### Record excerpts
+ + + + +

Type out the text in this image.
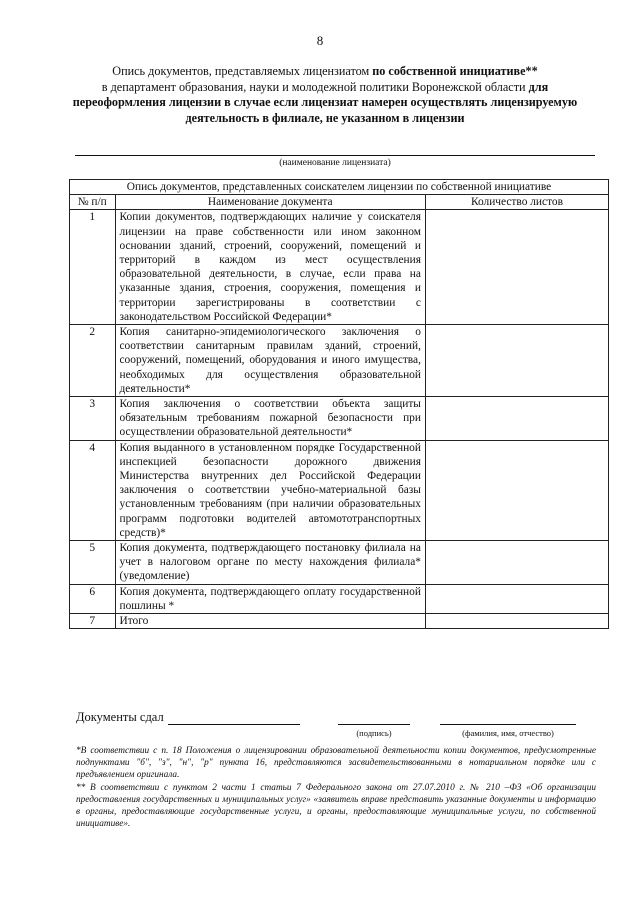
8
Опись документов, представляемых лицензиатом по собственной инициативе**
в департамент образования, науки и молодежной политики Воронежской области для
переоформления лицензии в случае если лицензиат намерен осуществлять лицензируемую деятельность в филиале, не указанном в лицензии
(наименование лицензиата)
Опись документов, представленных соискателем лицензии по собственной инициативе		
№ п/п	Наименование документа	Количество листов
1	Копии документов, подтверждающих наличие у соискателя лицензии на праве собственности или ином законном основании зданий, строений, сооружений, помещений и территорий в каждом из мест осуществления образовательной деятельности, в случае, если права на указанные здания, строения, сооружения, помещения и территории зарегистрированы в соответствии с законодательством Российской Федерации*	
2	Копия санитарно-эпидемиологического заключения о соответствии санитарным правилам зданий, строений, сооружений, помещений, оборудования и иного имущества, необходимых для осуществления образовательной деятельности*	
3	Копия заключения о соответствии объекта защиты обязательным требованиям пожарной безопасности при осуществлении образовательной деятельности*	
4	Копия выданного в установленном порядке Государственной инспекцией безопасности дорожного движения Министерства внутренних дел Российской Федерации заключения о соответствии учебно-материальной базы установленным требованиям (при наличии образовательных программ подготовки водителей автомототранспортных средств)*	
5	Копия документа, подтверждающего постановку филиала на учет в налоговом органе по месту нахождения филиала* (уведомление)	
6	Копия документа, подтверждающего оплату государственной пошлины *	
7	Итого	
Документы сдал
(подпись)	(фамилия, имя, отчество)
*В соответствии с п. 18 Положения о лицензировании образовательной деятельности копии документов, предусмотренные подпунктами "б", "з", "н", "р" пункта 16, представляются засвидетельствованными в нотариальном порядке или с предъявлением оригинала.
** В соответствии с пунктом 2 части 1 статьи 7 Федерального закона от 27.07.2010 г. № 210 –ФЗ «Об организации предоставления государственных и муниципальных услуг» «заявитель вправе представить указанные документы и информацию в органы, предоставляющие государственные услуги, и органы, предоставляющие муниципальные услуги, по собственной инициативе».
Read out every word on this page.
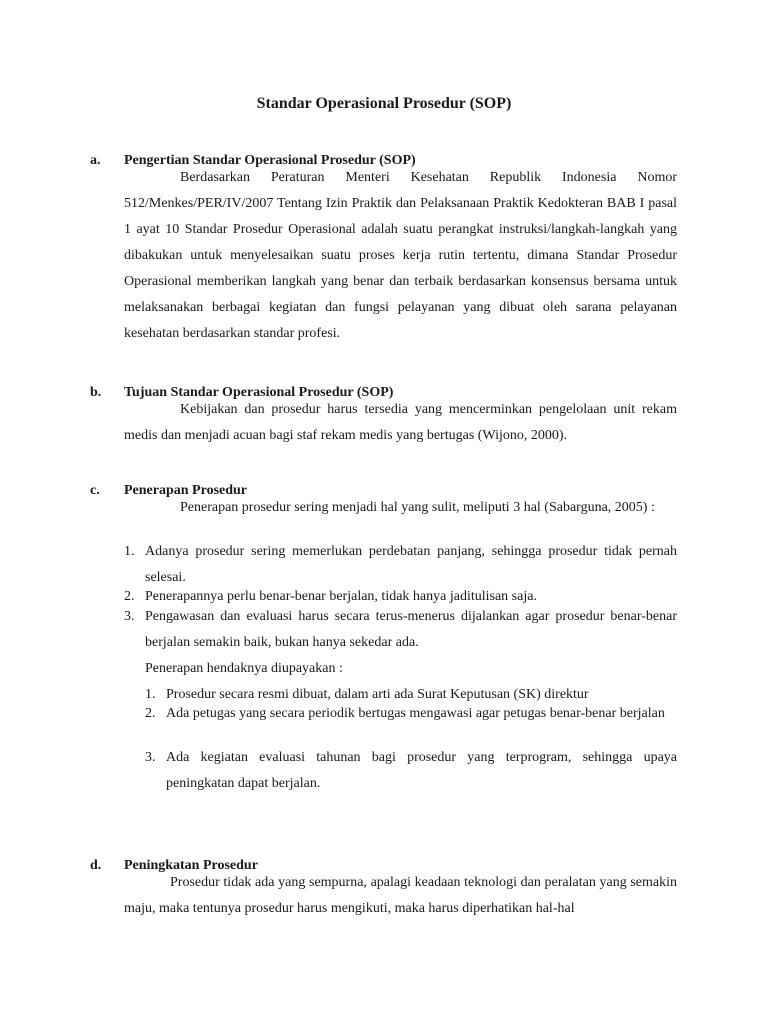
Standar Operasional Prosedur (SOP)
a. Pengertian Standar Operasional Prosedur (SOP)
Berdasarkan Peraturan Menteri Kesehatan Republik Indonesia Nomor 512/Menkes/PER/IV/2007 Tentang Izin Praktik dan Pelaksanaan Praktik Kedokteran BAB I pasal 1 ayat 10 Standar Prosedur Operasional adalah suatu perangkat instruksi/langkah-langkah yang dibakukan untuk menyelesaikan suatu proses kerja rutin tertentu, dimana Standar Prosedur Operasional memberikan langkah yang benar dan terbaik berdasarkan konsensus bersama untuk melaksanakan berbagai kegiatan dan fungsi pelayanan yang dibuat oleh sarana pelayanan kesehatan berdasarkan standar profesi.
b. Tujuan Standar Operasional Prosedur (SOP)
Kebijakan dan prosedur harus tersedia yang mencerminkan pengelolaan unit rekam medis dan menjadi acuan bagi staf rekam medis yang bertugas (Wijono, 2000).
c. Penerapan Prosedur
Penerapan prosedur sering menjadi hal yang sulit, meliputi 3 hal (Sabarguna, 2005) :
1. Adanya prosedur sering memerlukan perdebatan panjang, sehingga prosedur tidak pernah selesai.
2. Penerapannya perlu benar-benar berjalan, tidak hanya jaditulisan saja.
3. Pengawasan dan evaluasi harus secara terus-menerus dijalankan agar prosedur benar-benar berjalan semakin baik, bukan hanya sekedar ada.
Penerapan hendaknya diupayakan :
1. Prosedur secara resmi dibuat, dalam arti ada Surat Keputusan (SK) direktur
2. Ada petugas yang secara periodik bertugas mengawasi agar petugas benar-benar berjalan
3. Ada kegiatan evaluasi tahunan bagi prosedur yang terprogram, sehingga upaya peningkatan dapat berjalan.
d. Peningkatan Prosedur
Prosedur tidak ada yang sempurna, apalagi keadaan teknologi dan peralatan yang semakin maju, maka tentunya prosedur harus mengikuti, maka harus diperhatikan hal-hal
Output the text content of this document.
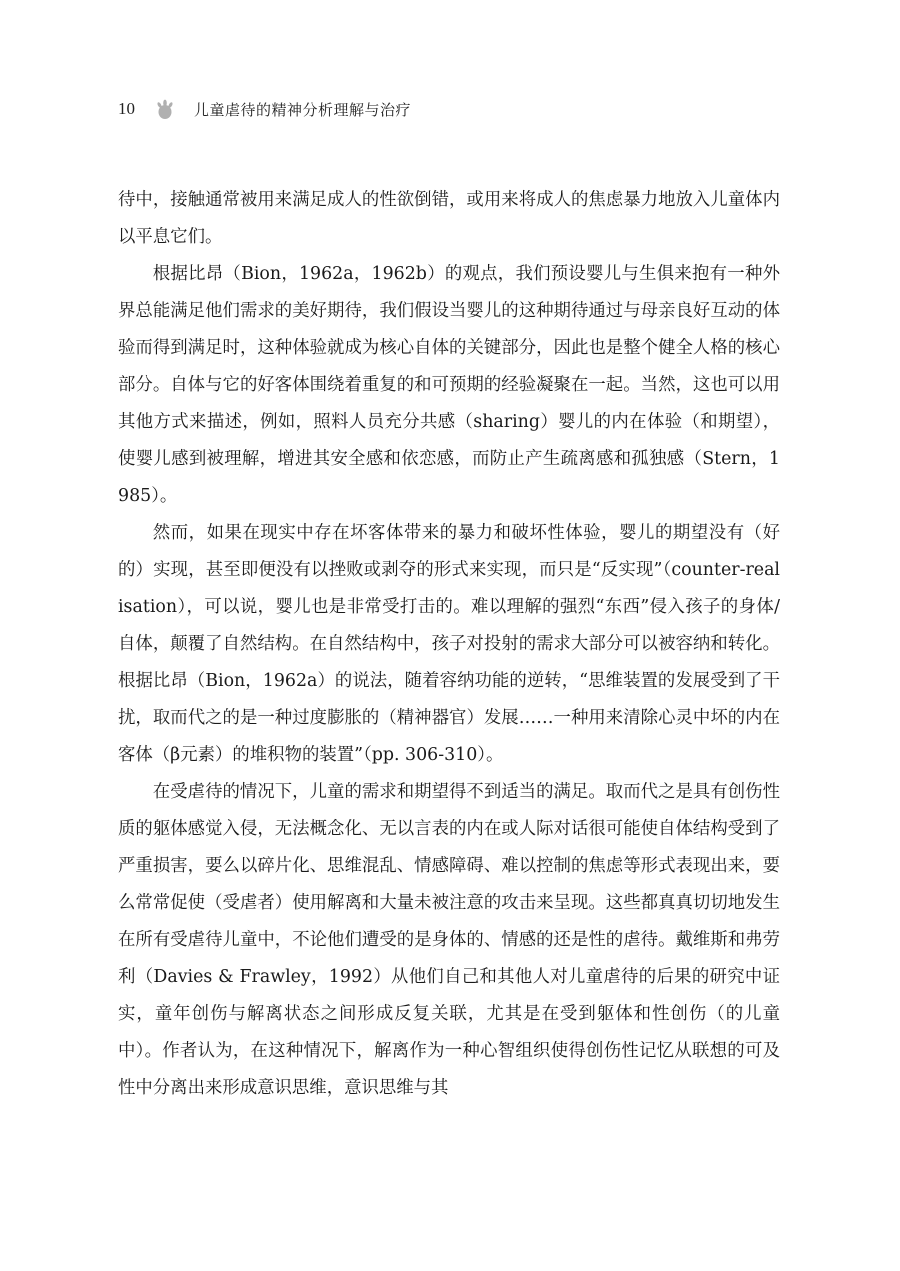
10	儿童虐待的精神分析理解与治疗

待中，接触通常被用来满足成人的性欲倒错，或用来将成人的焦虑暴力地放入儿童体内以平息它们。

根据比昂（Bion，1962a，1962b）的观点，我们预设婴儿与生俱来抱有一种外界总能满足他们需求的美好期待，我们假设当婴儿的这种期待通过与母亲良好互动的体验而得到满足时，这种体验就成为核心自体的关键部分，因此也是整个健全人格的核心部分。自体与它的好客体围绕着重复的和可预期的经验凝聚在一起。当然，这也可以用其他方式来描述，例如，照料人员充分共感（sharing）婴儿的内在体验（和期望），使婴儿感到被理解，增进其安全感和依恋感，而防止产生疏离感和孤独感（Stern，1985）。

然而，如果在现实中存在坏客体带来的暴力和破坏性体验，婴儿的期望没有（好的）实现，甚至即便没有以挫败或剥夺的形式来实现，而只是“反实现”（counter-realisation），可以说，婴儿也是非常受打击的。难以理解的强烈“东西”侵入孩子的身体/自体，颠覆了自然结构。在自然结构中，孩子对投射的需求大部分可以被容纳和转化。根据比昂（Bion，1962a）的说法，随着容纳功能的逆转，“思维装置的发展受到了干扰，取而代之的是一种过度膨胀的（精神器官）发展……一种用来清除心灵中坏的内在客体（β元素）的堆积物的装置”（pp. 306-310）。

在受虐待的情况下，儿童的需求和期望得不到适当的满足。取而代之是具有创伤性质的躯体感觉入侵，无法概念化、无以言表的内在或人际对话很可能使自体结构受到了严重损害，要么以碎片化、思维混乱、情感障碍、难以控制的焦虑等形式表现出来，要么常常促使（受虐者）使用解离和大量未被注意的攻击来呈现。这些都真真切切地发生在所有受虐待儿童中，不论他们遭受的是身体的、情感的还是性的虐待。戴维斯和弗劳利（Davies & Frawley，1992）从他们自己和其他人对儿童虐待的后果的研究中证实，童年创伤与解离状态之间形成反复关联，尤其是在受到躯体和性创伤（的儿童中）。作者认为，在这种情况下，解离作为一种心智组织使得创伤性记忆从联想的可及性中分离出来形成意识思维，意识思维与其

+ + + + +

### Requirements
Copy every record above exactly, leaving out the pictures.

### Solved problem
Type out the text in this image.
8
Опись документов, представляемых лицензиатом по собственной инициативе**
в департамент образования, науки и молодежной политики Воронежской области для
переоформления лицензии в случае если лицензиат намерен осуществлять лицензируемую деятельность в филиале, не указанном в лицензии
(наименование лицензиата)
Опись документов, представленных соискателем лицензии по собственной инициативе		
№ п/п	Наименование документа	Количество листов
1	Копии документов, подтверждающих наличие у соискателя лицензии на праве собственности или ином законном основании зданий, строений, сооружений, помещений и территорий в каждом из мест осуществления образовательной деятельности, в случае, если права на указанные здания, строения, сооружения, помещения и территории зарегистрированы в соответствии с законодательством Российской Федерации*	
2	Копия санитарно-эпидемиологического заключения о соответствии санитарным правилам зданий, строений, сооружений, помещений, оборудования и иного имущества, необходимых для осуществления образовательной деятельности*	
3	Копия заключения о соответствии объекта защиты обязательным требованиям пожарной безопасности при осуществлении образовательной деятельности*	
4	Копия выданного в установленном порядке Государственной инспекцией безопасности дорожного движения Министерства внутренних дел Российской Федерации заключения о соответствии учебно-материальной базы установленным требованиям (при наличии образовательных программ подготовки водителей автомототранспортных средств)*	
5	Копия документа, подтверждающего постановку филиала на учет в налоговом органе по месту нахождения филиала* (уведомление)	
6	Копия документа, подтверждающего оплату государственной пошлины *	
7	Итого	
Документы сдал
(подпись)	(фамилия, имя, отчество)
*В соответствии с п. 18 Положения о лицензировании образовательной деятельности копии документов, предусмотренные подпунктами "б", "з", "н", "р" пункта 16, представляются засвидетельствованными в нотариальном порядке или с предъявлением оригинала.
** В соответствии с пунктом 2 части 1 статьи 7 Федерального закона от 27.07.2010 г. № 210 –ФЗ «Об организации предоставления государственных и муниципальных услуг» «заявитель вправе представить указанные документы и информацию в органы, предоставляющие государственные услуги, и органы, предоставляющие муниципальные услуги, по собственной инициативе».
Read out every word on this page.
Standar Operasional Prosedur (SOP)
a. Pengertian Standar Operasional Prosedur (SOP)
Berdasarkan Peraturan Menteri Kesehatan Republik Indonesia Nomor 512/Menkes/PER/IV/2007 Tentang Izin Praktik dan Pelaksanaan Praktik Kedokteran BAB I pasal 1 ayat 10 Standar Prosedur Operasional adalah suatu perangkat instruksi/langkah-langkah yang dibakukan untuk menyelesaikan suatu proses kerja rutin tertentu, dimana Standar Prosedur Operasional memberikan langkah yang benar dan terbaik berdasarkan konsensus bersama untuk melaksanakan berbagai kegiatan dan fungsi pelayanan yang dibuat oleh sarana pelayanan kesehatan berdasarkan standar profesi.
b. Tujuan Standar Operasional Prosedur (SOP)
Kebijakan dan prosedur harus tersedia yang mencerminkan pengelolaan unit rekam medis dan menjadi acuan bagi staf rekam medis yang bertugas (Wijono, 2000).
c. Penerapan Prosedur
Penerapan prosedur sering menjadi hal yang sulit, meliputi 3 hal (Sabarguna, 2005) :
1. Adanya prosedur sering memerlukan perdebatan panjang, sehingga prosedur tidak pernah selesai.
2. Penerapannya perlu benar-benar berjalan, tidak hanya jaditulisan saja.
3. Pengawasan dan evaluasi harus secara terus-menerus dijalankan agar prosedur benar-benar berjalan semakin baik, bukan hanya sekedar ada.
Penerapan hendaknya diupayakan :
1. Prosedur secara resmi dibuat, dalam arti ada Surat Keputusan (SK) direktur
2. Ada petugas yang secara periodik bertugas mengawasi agar petugas benar-benar berjalan
3. Ada kegiatan evaluasi tahunan bagi prosedur yang terprogram, sehingga upaya peningkatan dapat berjalan.
d. Peningkatan Prosedur
Prosedur tidak ada yang sempurna, apalagi keadaan teknologi dan peralatan yang semakin maju, maka tentunya prosedur harus mengikuti, maka harus diperhatikan hal-hal
Output the text content of this document.
10	儿童虐待的精神分析理解与治疗

待中，接触通常被用来满足成人的性欲倒错，或用来将成人的焦虑暴力地放入儿童体内以平息它们。

根据比昂（Bion，1962a，1962b）的观点，我们预设婴儿与生俱来抱有一种外界总能满足他们需求的美好期待，我们假设当婴儿的这种期待通过与母亲良好互动的体验而得到满足时，这种体验就成为核心自体的关键部分，因此也是整个健全人格的核心部分。自体与它的好客体围绕着重复的和可预期的经验凝聚在一起。当然，这也可以用其他方式来描述，例如，照料人员充分共感（sharing）婴儿的内在体验（和期望），使婴儿感到被理解，增进其安全感和依恋感，而防止产生疏离感和孤独感（Stern，1985）。

然而，如果在现实中存在坏客体带来的暴力和破坏性体验，婴儿的期望没有（好的）实现，甚至即便没有以挫败或剥夺的形式来实现，而只是“反实现”（counter-realisation），可以说，婴儿也是非常受打击的。难以理解的强烈“东西”侵入孩子的身体/自体，颠覆了自然结构。在自然结构中，孩子对投射的需求大部分可以被容纳和转化。根据比昂（Bion，1962a）的说法，随着容纳功能的逆转，“思维装置的发展受到了干扰，取而代之的是一种过度膨胀的（精神器官）发展……一种用来清除心灵中坏的内在客体（β元素）的堆积物的装置”（pp. 306-310）。

在受虐待的情况下，儿童的需求和期望得不到适当的满足。取而代之是具有创伤性质的躯体感觉入侵，无法概念化、无以言表的内在或人际对话很可能使自体结构受到了严重损害，要么以碎片化、思维混乱、情感障碍、难以控制的焦虑等形式表现出来，要么常常促使（受虐者）使用解离和大量未被注意的攻击来呈现。这些都真真切切地发生在所有受虐待儿童中，不论他们遭受的是身体的、情感的还是性的虐待。戴维斯和弗劳利（Davies & Frawley，1992）从他们自己和其他人对儿童虐待的后果的研究中证实，童年创伤与解离状态之间形成反复关联，尤其是在受到躯体和性创伤（的儿童中）。作者认为，在这种情况下，解离作为一种心智组织使得创伤性记忆从联想的可及性中分离出来形成意识思维，意识思维与其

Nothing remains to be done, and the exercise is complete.